→ What you need to do
Under this task are some entries; return every one of them exactly.
:::::
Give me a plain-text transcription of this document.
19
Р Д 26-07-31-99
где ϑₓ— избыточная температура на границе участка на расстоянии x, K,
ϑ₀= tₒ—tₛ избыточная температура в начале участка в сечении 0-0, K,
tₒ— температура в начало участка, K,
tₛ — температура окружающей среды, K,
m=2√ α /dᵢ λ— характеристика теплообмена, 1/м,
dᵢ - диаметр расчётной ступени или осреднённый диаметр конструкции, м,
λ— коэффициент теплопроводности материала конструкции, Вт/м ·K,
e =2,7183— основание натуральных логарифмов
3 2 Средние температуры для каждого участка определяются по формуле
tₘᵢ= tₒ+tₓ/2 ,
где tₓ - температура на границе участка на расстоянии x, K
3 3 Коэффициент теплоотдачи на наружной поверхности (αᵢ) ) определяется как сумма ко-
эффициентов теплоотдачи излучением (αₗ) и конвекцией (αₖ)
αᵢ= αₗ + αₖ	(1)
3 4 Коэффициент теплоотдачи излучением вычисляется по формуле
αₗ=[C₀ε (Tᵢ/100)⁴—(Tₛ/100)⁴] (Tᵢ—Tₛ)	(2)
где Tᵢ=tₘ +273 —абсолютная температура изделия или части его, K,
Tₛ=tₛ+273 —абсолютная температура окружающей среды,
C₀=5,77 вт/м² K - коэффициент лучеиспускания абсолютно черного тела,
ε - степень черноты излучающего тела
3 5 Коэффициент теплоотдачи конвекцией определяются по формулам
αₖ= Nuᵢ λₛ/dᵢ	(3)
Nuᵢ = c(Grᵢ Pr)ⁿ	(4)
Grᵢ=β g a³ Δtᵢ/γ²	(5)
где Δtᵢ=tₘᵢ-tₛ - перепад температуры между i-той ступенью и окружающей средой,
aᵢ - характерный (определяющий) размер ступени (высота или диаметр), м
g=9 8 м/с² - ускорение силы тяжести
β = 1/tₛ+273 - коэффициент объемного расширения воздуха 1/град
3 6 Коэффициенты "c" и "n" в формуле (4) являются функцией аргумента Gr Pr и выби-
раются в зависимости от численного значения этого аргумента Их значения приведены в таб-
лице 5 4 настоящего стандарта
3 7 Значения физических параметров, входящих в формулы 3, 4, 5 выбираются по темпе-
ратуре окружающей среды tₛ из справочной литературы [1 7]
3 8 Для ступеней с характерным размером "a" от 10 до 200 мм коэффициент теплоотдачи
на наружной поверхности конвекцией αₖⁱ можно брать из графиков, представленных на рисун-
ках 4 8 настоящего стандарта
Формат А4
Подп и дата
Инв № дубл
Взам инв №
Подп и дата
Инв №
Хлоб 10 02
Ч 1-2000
:::::
→ Response
Give me a plain-text transcription of this document.
19
Р Д 26-07-31-99
где ϑₓ— избыточная температура на границе участка на расстоянии x, K,
ϑ₀= tₒ—tₛ избыточная температура в начале участка в сечении 0-0, K,
tₒ— температура в начало участка, K,
tₛ — температура окружающей среды, K,
m=2√ α /dᵢ λ— характеристика теплообмена, 1/м,
dᵢ - диаметр расчётной ступени или осреднённый диаметр конструкции, м,
λ— коэффициент теплопроводности материала конструкции, Вт/м ·K,
e =2,7183— основание натуральных логарифмов
3 2 Средние температуры для каждого участка определяются по формуле
tₘᵢ= tₒ+tₓ/2 ,
где tₓ - температура на границе участка на расстоянии x, K
3 3 Коэффициент теплоотдачи на наружной поверхности (αᵢ) ) определяется как сумма ко-
эффициентов теплоотдачи излучением (αₗ) и конвекцией (αₖ)
αᵢ= αₗ + αₖ	(1)
3 4 Коэффициент теплоотдачи излучением вычисляется по формуле
αₗ=[C₀ε (Tᵢ/100)⁴—(Tₛ/100)⁴] (Tᵢ—Tₛ)	(2)
где Tᵢ=tₘ +273 —абсолютная температура изделия или части его, K,
Tₛ=tₛ+273 —абсолютная температура окружающей среды,
C₀=5,77 вт/м² K - коэффициент лучеиспускания абсолютно черного тела,
ε - степень черноты излучающего тела
3 5 Коэффициент теплоотдачи конвекцией определяются по формулам
αₖ= Nuᵢ λₛ/dᵢ	(3)
Nuᵢ = c(Grᵢ Pr)ⁿ	(4)
Grᵢ=β g a³ Δtᵢ/γ²	(5)
где Δtᵢ=tₘᵢ-tₛ - перепад температуры между i-той ступенью и окружающей средой,
aᵢ - характерный (определяющий) размер ступени (высота или диаметр), м
g=9 8 м/с² - ускорение силы тяжести
β = 1/tₛ+273 - коэффициент объемного расширения воздуха 1/град
3 6 Коэффициенты "c" и "n" в формуле (4) являются функцией аргумента Gr Pr и выби-
раются в зависимости от численного значения этого аргумента Их значения приведены в таб-
лице 5 4 настоящего стандарта
3 7 Значения физических параметров, входящих в формулы 3, 4, 5 выбираются по темпе-
ратуре окружающей среды tₛ из справочной литературы [1 7]
3 8 Для ступеней с характерным размером "a" от 10 до 200 мм коэффициент теплоотдачи
на наружной поверхности конвекцией αₖⁱ можно брать из графиков, представленных на рисун-
ках 4 8 настоящего стандарта
Формат А4
Подп и дата
Инв № дубл
Взам инв №
Подп и дата
Инв №
Хлоб 10 02
Ч 1-2000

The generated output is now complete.